Objective: All entries below need to be written out exactly, but without their pictures.

(Items listed in a dataset)
+++

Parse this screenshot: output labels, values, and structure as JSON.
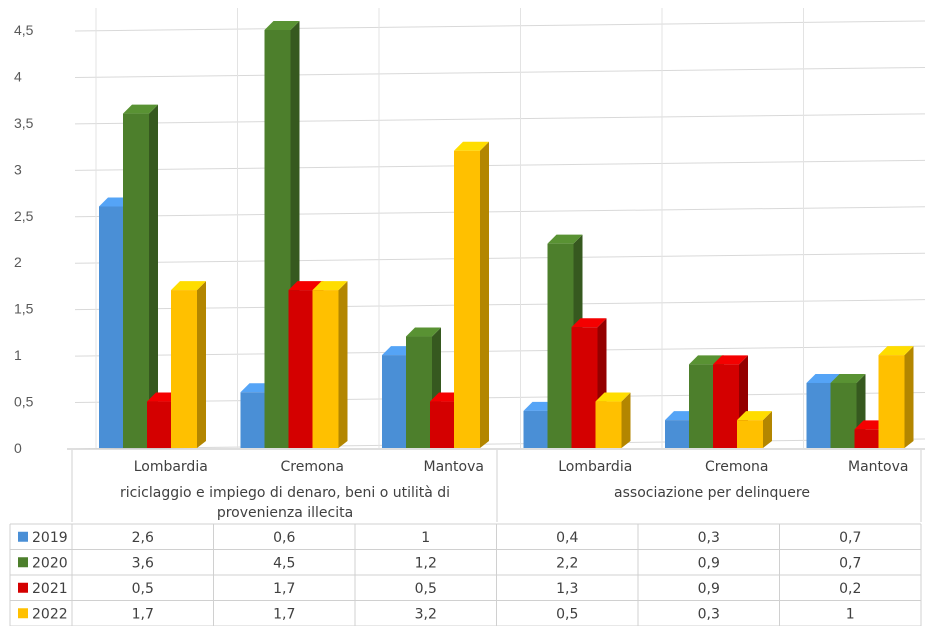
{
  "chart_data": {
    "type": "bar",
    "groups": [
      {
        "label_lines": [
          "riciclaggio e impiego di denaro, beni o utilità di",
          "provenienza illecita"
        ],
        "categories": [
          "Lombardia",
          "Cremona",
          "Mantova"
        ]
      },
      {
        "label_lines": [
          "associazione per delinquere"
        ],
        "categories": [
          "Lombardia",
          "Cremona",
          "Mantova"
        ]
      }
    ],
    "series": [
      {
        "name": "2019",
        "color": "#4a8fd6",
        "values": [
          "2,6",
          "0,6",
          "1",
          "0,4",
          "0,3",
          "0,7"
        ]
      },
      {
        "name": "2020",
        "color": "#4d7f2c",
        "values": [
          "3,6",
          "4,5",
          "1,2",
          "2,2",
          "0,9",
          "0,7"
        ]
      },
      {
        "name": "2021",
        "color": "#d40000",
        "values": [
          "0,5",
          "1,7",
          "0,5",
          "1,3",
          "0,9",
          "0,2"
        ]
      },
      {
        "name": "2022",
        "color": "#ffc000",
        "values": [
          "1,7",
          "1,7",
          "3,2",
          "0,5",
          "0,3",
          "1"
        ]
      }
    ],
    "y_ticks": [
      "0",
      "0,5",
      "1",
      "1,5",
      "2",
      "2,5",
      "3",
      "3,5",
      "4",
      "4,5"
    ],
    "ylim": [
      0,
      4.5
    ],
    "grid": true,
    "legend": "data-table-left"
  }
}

+++

Solution to this problem:
Parse this screenshot: output labels, values, and structure as JSON.
{
  "chart_data": {
    "type": "bar",
    "groups": [
      {
        "label_lines": [
          "riciclaggio e impiego di denaro, beni o utilità di",
          "provenienza illecita"
        ],
        "categories": [
          "Lombardia",
          "Cremona",
          "Mantova"
        ]
      },
      {
        "label_lines": [
          "associazione per delinquere"
        ],
        "categories": [
          "Lombardia",
          "Cremona",
          "Mantova"
        ]
      }
    ],
    "series": [
      {
        "name": "2019",
        "color": "#4a8fd6",
        "values": [
          "2,6",
          "0,6",
          "1",
          "0,4",
          "0,3",
          "0,7"
        ]
      },
      {
        "name": "2020",
        "color": "#4d7f2c",
        "values": [
          "3,6",
          "4,5",
          "1,2",
          "2,2",
          "0,9",
          "0,7"
        ]
      },
      {
        "name": "2021",
        "color": "#d40000",
        "values": [
          "0,5",
          "1,7",
          "0,5",
          "1,3",
          "0,9",
          "0,2"
        ]
      },
      {
        "name": "2022",
        "color": "#ffc000",
        "values": [
          "1,7",
          "1,7",
          "3,2",
          "0,5",
          "0,3",
          "1"
        ]
      }
    ],
    "y_ticks": [
      "0",
      "0,5",
      "1",
      "1,5",
      "2",
      "2,5",
      "3",
      "3,5",
      "4",
      "4,5"
    ],
    "ylim": [
      0,
      4.5
    ],
    "grid": true,
    "legend": "data-table-left"
  }
}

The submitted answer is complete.